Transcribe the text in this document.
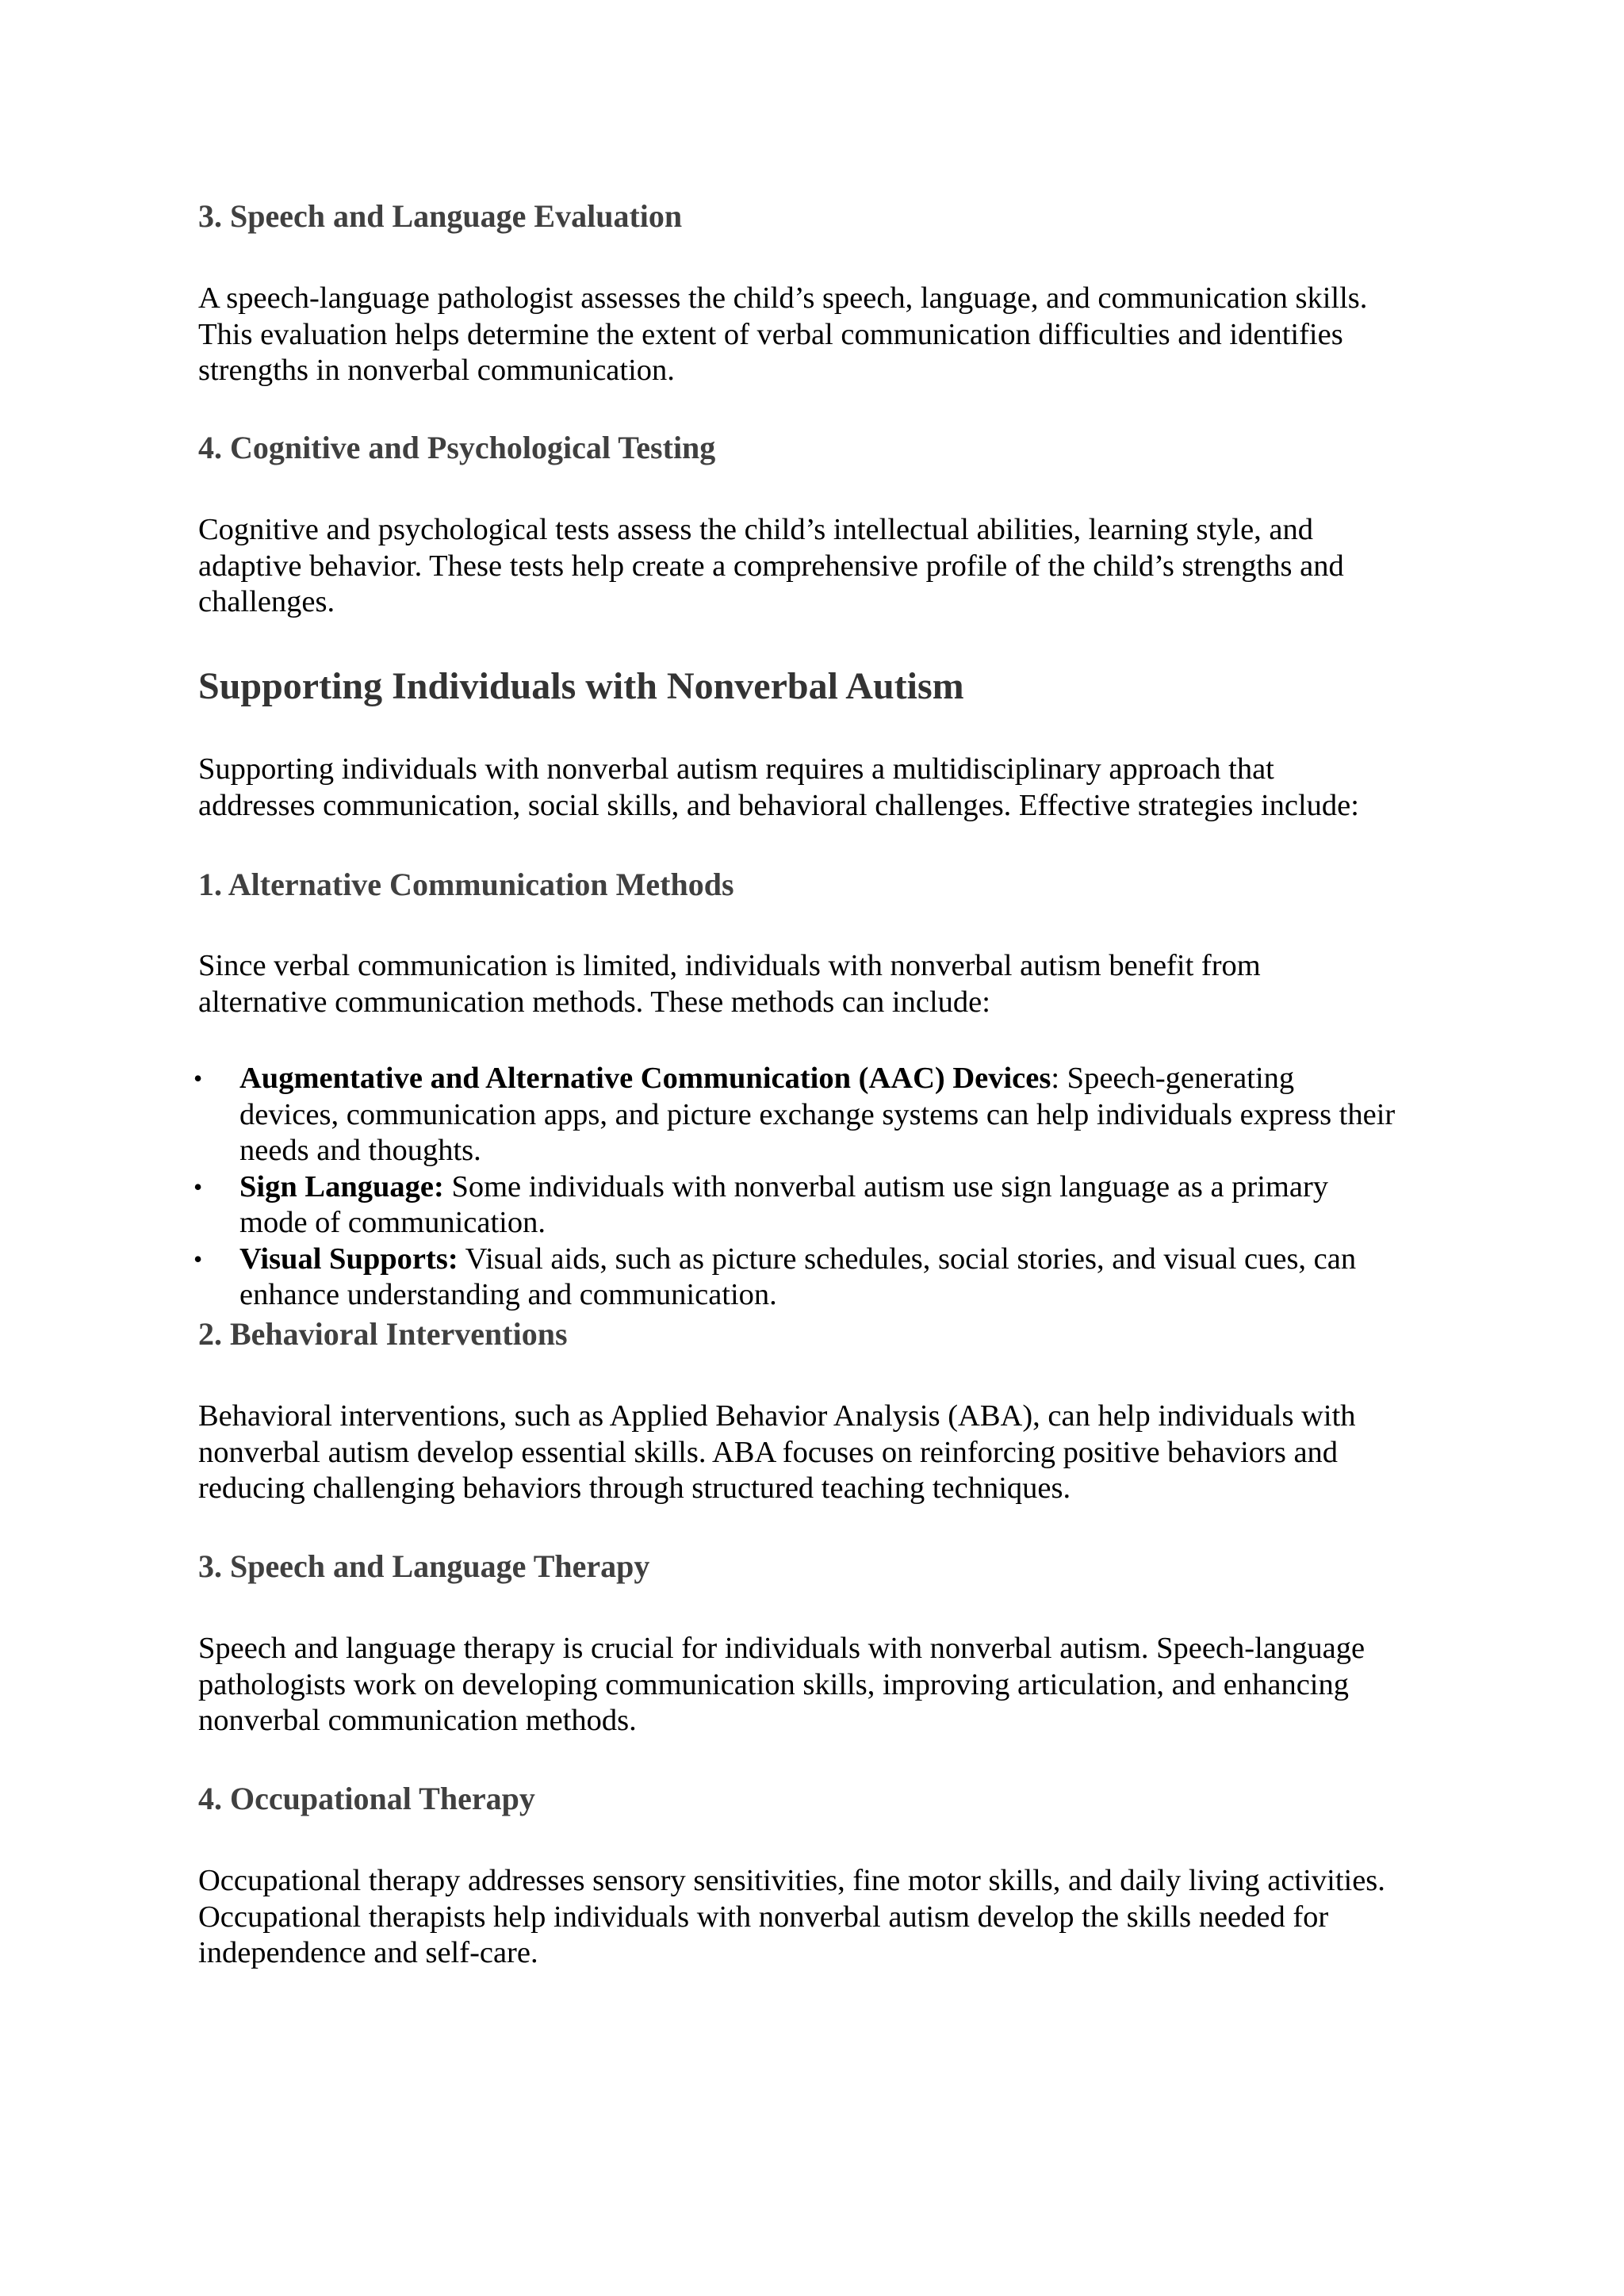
3. Speech and Language Evaluation

A speech-language pathologist assesses the child’s speech, language, and communication skills.
This evaluation helps determine the extent of verbal communication difficulties and identifies
strengths in nonverbal communication.

4. Cognitive and Psychological Testing

Cognitive and psychological tests assess the child’s intellectual abilities, learning style, and
adaptive behavior. These tests help create a comprehensive profile of the child’s strengths and
challenges.

Supporting Individuals with Nonverbal Autism

Supporting individuals with nonverbal autism requires a multidisciplinary approach that
addresses communication, social skills, and behavioral challenges. Effective strategies include:

1. Alternative Communication Methods

Since verbal communication is limited, individuals with nonverbal autism benefit from
alternative communication methods. These methods can include:

• Augmentative and Alternative Communication (AAC) Devices: Speech-generating
devices, communication apps, and picture exchange systems can help individuals express their
needs and thoughts.
• Sign Language: Some individuals with nonverbal autism use sign language as a primary
mode of communication.
• Visual Supports: Visual aids, such as picture schedules, social stories, and visual cues, can
enhance understanding and communication.
2. Behavioral Interventions

Behavioral interventions, such as Applied Behavior Analysis (ABA), can help individuals with
nonverbal autism develop essential skills. ABA focuses on reinforcing positive behaviors and
reducing challenging behaviors through structured teaching techniques.

3. Speech and Language Therapy

Speech and language therapy is crucial for individuals with nonverbal autism. Speech-language
pathologists work on developing communication skills, improving articulation, and enhancing
nonverbal communication methods.

4. Occupational Therapy

Occupational therapy addresses sensory sensitivities, fine motor skills, and daily living activities.
Occupational therapists help individuals with nonverbal autism develop the skills needed for
independence and self-care.
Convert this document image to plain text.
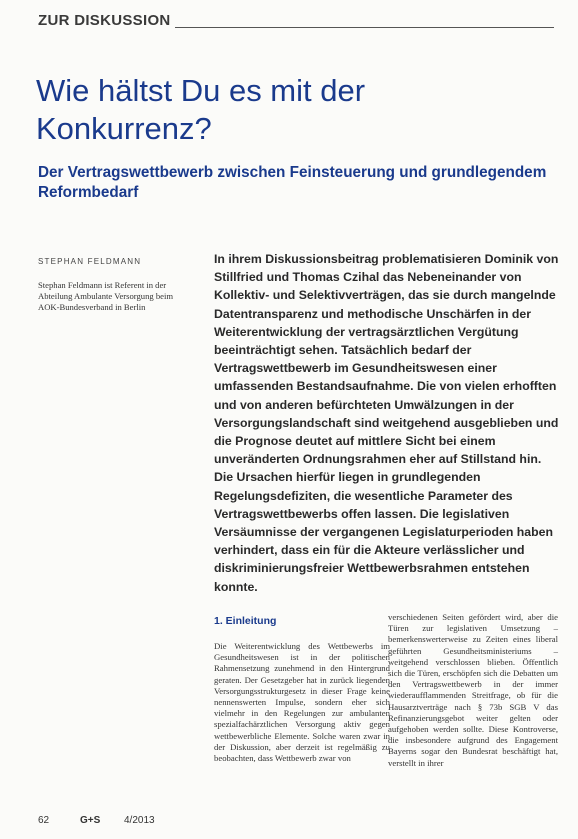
ZUR DISKUSSION
Wie hältst Du es mit der Konkurrenz?
Der Vertragswettbewerb zwischen Feinsteuerung und grundlegendem Reformbedarf
STEPHAN FELDMANN

Stephan Feldmann ist Referent in der Abteilung Ambulante Versorgung beim AOK-Bundesverband in Berlin

In ihrem Diskussionsbeitrag problematisieren Dominik von Stillfried und Thomas Czihal das Nebeneinander von Kollektiv- und Selektivverträgen, das sie durch mangelnde Datentransparenz und methodische Unschärfen in der Weiterentwicklung der vertragsärztlichen Vergütung beeinträchtigt sehen. Tatsächlich bedarf der Vertragswettbewerb im Gesundheitswesen einer umfassenden Bestandsaufnahme. Die von vielen erhofften und von anderen befürchteten Umwälzungen in der Versorgungslandschaft sind weitgehend ausgeblieben und die Prognose deutet auf mittlere Sicht bei einem unveränderten Ordnungsrahmen eher auf Stillstand hin. Die Ursachen hierfür liegen in grundlegenden Regelungsdefiziten, die wesentliche Parameter des Vertragswettbewerbs offen lassen. Die legislativen Versäumnisse der vergangenen Legislaturperioden haben verhindert, dass ein für die Akteure verlässlicher und diskriminierungsfreier Wettbewerbsrahmen entstehen konnte.

1. Einleitung

Die Weiterentwicklung des Wettbewerbs im Gesundheitswesen ist in der politischen Rahmensetzung zunehmend in den Hintergrund geraten. Der Gesetzgeber hat in zurück liegenden Versorgungsstrukturgesetz in dieser Frage keine nennenswerten Impulse, sondern eher sich vielmehr in den Regelungen zur ambulanten spezialfachärztlichen Versorgung aktiv gegen wettbewerbliche Elemente. Solche waren zwar in der Diskussion, aber derzeit ist regelmäßig zu beobachten, dass Wettbewerb zwar von

verschiedenen Seiten gefördert wird, aber die Türen zur legislativen Umsetzung – bemerkenswerterweise zu Zeiten eines liberal geführten Gesundheitsministeriums – weitgehend verschlossen blieben. Öffentlich sich die Türen, erschöpfen sich die Debatten um den Vertragswettbewerb in der immer wiederaufflammenden Streitfrage, ob für die Hausarztverträge nach § 73b SGB V das Refinanzierungsgebot weiter gelten oder aufgehoben werden sollte. Diese Kontroverse, die insbesondere aufgrund des Engagement Bayerns sogar den Bundesrat beschäftigt hat, verstellt in ihrer

62	G+S 4/2013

# JOB
Working from the entries above, return all lines that contain "tests".

# FULL SOLUTION
Cognitive and psychological tests assess the child’s intellectual abilities, learning style, and
adaptive behavior. These tests help create a comprehensive profile of the child’s strengths and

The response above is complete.